● **TEXT BLOCK**
Of course, what is happening is that all of the mapped pages in the task’s dataspace now refer to the same collection of pages in the pager, these being dedicated to satisfying the latest map request. And so, they will all reflect the contents of those available memory pages as they currently are after this latest map request.

The effect of mapping the same page repeatedly

The effect of mapping the same page repeatedly

One solution to this problem is to try and make the task forget the mappings for pages it has visited previously. I wondered if this could be done automatically, by sending a flexpage from the pager with a flag set to tell the kernel to invalidate prior mappings to the pager’s memory. After a time looking at the code, I ended up asking on the l4-hackers mailing list and getting a very helpful response that was exactly what I had been looking for!

There is, in fact, a special way of telling the kernel to “unmap” memory used by other tasks (l4_task_unmap), and it is this operation that I ended up using to invalidate the mappings previously sent to the task. Thus the task, upon backtracking to earlier pages, finds that the mappings from virtual addresses to the physical memory holding the latest data are absent once again, and page faults are needed to restore the data in those pages. The result is a form of multiplexing access to a resource via a limited region of memory.

● **PROBLEM STATEMENT**
Copy out the passage on mapping and unmapping pager memory word for word, in full. The entries that follow the text are not needed for this work.

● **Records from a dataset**

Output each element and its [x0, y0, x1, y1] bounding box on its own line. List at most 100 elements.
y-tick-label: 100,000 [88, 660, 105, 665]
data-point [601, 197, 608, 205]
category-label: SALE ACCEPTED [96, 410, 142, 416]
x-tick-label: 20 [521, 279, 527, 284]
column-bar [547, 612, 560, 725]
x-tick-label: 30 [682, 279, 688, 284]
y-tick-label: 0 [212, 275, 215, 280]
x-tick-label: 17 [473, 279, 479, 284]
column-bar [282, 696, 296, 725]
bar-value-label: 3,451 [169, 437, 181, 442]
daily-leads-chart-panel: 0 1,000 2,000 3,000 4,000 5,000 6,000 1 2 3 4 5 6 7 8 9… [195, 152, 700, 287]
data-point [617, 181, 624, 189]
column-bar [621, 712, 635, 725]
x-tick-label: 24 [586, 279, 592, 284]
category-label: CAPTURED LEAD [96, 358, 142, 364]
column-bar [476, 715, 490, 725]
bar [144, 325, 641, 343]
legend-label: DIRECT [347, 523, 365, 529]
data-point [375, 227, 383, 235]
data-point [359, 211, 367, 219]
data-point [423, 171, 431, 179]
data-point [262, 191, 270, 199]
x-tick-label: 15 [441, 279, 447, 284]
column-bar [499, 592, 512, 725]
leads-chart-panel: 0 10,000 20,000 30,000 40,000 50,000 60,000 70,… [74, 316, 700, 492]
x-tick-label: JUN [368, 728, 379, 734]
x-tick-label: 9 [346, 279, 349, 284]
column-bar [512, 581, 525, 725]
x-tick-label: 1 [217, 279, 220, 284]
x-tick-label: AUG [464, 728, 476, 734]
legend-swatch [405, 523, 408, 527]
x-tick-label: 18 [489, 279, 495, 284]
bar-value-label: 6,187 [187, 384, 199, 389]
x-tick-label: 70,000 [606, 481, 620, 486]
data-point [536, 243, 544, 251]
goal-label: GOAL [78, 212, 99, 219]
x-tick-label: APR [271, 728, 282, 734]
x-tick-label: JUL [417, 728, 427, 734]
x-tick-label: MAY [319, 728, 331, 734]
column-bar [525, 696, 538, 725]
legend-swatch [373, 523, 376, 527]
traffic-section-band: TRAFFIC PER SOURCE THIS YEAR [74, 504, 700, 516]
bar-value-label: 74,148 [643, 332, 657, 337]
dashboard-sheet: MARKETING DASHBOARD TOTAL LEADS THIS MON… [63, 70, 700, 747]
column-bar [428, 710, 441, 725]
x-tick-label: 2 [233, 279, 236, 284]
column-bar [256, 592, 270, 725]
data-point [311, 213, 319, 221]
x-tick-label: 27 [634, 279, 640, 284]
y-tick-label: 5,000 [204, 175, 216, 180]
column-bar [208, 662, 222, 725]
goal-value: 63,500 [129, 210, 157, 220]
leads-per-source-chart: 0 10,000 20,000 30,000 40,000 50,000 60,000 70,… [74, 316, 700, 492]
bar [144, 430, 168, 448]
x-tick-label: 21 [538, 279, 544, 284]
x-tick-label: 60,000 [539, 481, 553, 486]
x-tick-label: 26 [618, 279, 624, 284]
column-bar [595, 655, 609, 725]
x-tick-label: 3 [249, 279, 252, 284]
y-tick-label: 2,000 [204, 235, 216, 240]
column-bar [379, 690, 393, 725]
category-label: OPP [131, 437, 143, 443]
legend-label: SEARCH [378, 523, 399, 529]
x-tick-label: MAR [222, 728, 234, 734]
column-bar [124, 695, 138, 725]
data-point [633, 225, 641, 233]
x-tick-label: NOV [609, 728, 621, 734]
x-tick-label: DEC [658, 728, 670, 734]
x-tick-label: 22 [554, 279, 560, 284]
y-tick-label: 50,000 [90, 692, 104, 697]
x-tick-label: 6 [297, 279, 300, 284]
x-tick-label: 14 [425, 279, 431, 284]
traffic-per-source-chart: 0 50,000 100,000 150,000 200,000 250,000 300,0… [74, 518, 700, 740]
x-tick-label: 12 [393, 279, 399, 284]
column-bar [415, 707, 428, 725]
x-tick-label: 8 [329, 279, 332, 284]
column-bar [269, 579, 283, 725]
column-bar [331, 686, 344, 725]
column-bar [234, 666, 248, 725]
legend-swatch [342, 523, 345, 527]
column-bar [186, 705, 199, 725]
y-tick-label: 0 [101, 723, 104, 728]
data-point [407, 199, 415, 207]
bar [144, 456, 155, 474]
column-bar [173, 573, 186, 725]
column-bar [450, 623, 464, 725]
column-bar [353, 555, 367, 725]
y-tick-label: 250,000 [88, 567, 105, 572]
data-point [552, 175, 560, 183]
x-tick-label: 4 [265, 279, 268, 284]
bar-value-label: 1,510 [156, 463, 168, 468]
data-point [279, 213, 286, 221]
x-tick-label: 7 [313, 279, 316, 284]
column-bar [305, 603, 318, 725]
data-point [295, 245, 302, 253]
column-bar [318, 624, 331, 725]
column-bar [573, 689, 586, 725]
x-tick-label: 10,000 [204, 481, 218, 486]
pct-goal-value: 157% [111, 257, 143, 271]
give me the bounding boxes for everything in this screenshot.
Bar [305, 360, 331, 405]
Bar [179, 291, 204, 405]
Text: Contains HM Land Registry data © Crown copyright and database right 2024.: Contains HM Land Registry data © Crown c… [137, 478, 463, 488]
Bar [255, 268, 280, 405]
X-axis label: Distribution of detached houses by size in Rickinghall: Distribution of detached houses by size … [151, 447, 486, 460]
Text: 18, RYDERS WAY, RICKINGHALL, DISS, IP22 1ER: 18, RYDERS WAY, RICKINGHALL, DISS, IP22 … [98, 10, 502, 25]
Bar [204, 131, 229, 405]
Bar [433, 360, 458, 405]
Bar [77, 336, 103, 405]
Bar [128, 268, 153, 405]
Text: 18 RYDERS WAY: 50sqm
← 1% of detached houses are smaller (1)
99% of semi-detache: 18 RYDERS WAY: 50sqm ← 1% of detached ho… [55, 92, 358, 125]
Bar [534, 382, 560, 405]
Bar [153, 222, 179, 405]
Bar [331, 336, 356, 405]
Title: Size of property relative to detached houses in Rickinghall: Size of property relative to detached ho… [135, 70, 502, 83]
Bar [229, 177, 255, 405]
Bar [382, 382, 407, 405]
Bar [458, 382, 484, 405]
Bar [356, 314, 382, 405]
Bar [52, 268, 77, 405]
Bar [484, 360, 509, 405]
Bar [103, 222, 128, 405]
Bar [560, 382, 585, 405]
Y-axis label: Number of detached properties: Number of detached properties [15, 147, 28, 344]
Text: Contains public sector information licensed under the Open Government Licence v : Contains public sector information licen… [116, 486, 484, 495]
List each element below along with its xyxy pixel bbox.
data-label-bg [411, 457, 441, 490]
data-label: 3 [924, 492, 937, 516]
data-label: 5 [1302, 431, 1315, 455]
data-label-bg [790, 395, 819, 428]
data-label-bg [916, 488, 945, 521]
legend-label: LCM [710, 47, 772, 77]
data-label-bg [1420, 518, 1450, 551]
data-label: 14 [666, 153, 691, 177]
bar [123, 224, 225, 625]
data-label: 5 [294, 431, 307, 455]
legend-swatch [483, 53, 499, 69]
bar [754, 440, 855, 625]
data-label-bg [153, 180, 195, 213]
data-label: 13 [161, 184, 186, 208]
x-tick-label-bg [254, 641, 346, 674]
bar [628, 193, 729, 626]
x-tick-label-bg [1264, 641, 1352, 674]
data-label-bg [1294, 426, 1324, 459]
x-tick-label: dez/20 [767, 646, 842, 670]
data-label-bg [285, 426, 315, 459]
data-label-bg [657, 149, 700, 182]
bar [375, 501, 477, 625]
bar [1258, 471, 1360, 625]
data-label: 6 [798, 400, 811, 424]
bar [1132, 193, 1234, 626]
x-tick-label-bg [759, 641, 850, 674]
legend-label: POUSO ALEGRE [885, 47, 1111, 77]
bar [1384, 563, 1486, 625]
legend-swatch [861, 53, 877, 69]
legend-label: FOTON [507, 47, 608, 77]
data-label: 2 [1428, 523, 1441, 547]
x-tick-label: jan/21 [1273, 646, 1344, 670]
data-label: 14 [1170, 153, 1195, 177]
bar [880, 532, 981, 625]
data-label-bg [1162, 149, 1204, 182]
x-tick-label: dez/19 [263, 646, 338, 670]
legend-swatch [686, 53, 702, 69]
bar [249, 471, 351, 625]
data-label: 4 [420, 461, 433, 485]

● **TASK SOLUTION**
Of course, what is happening is that all of the mapped pages in the task’s dataspace now refer to the same collection of pages in the pager, these being dedicated to satisfying the latest map request. And so, they will all reflect the contents of those available memory pages as they currently are after this latest map request.

The effect of mapping the same page repeatedly

The effect of mapping the same page repeatedly

One solution to this problem is to try and make the task forget the mappings for pages it has visited previously. I wondered if this could be done automatically, by sending a flexpage from the pager with a flag set to tell the kernel to invalidate prior mappings to the pager’s memory. After a time looking at the code, I ended up asking on the l4-hackers mailing list and getting a very helpful response that was exactly what I had been looking for!

There is, in fact, a special way of telling the kernel to “unmap” memory used by other tasks (l4_task_unmap), and it is this operation that I ended up using to invalidate the mappings previously sent to the task. Thus the task, upon backtracking to earlier pages, finds that the mappings from virtual addresses to the physical memory holding the latest data are absent once again, and page faults are needed to restore the data in those pages. The result is a form of multiplexing access to a resource via a limited region of memory.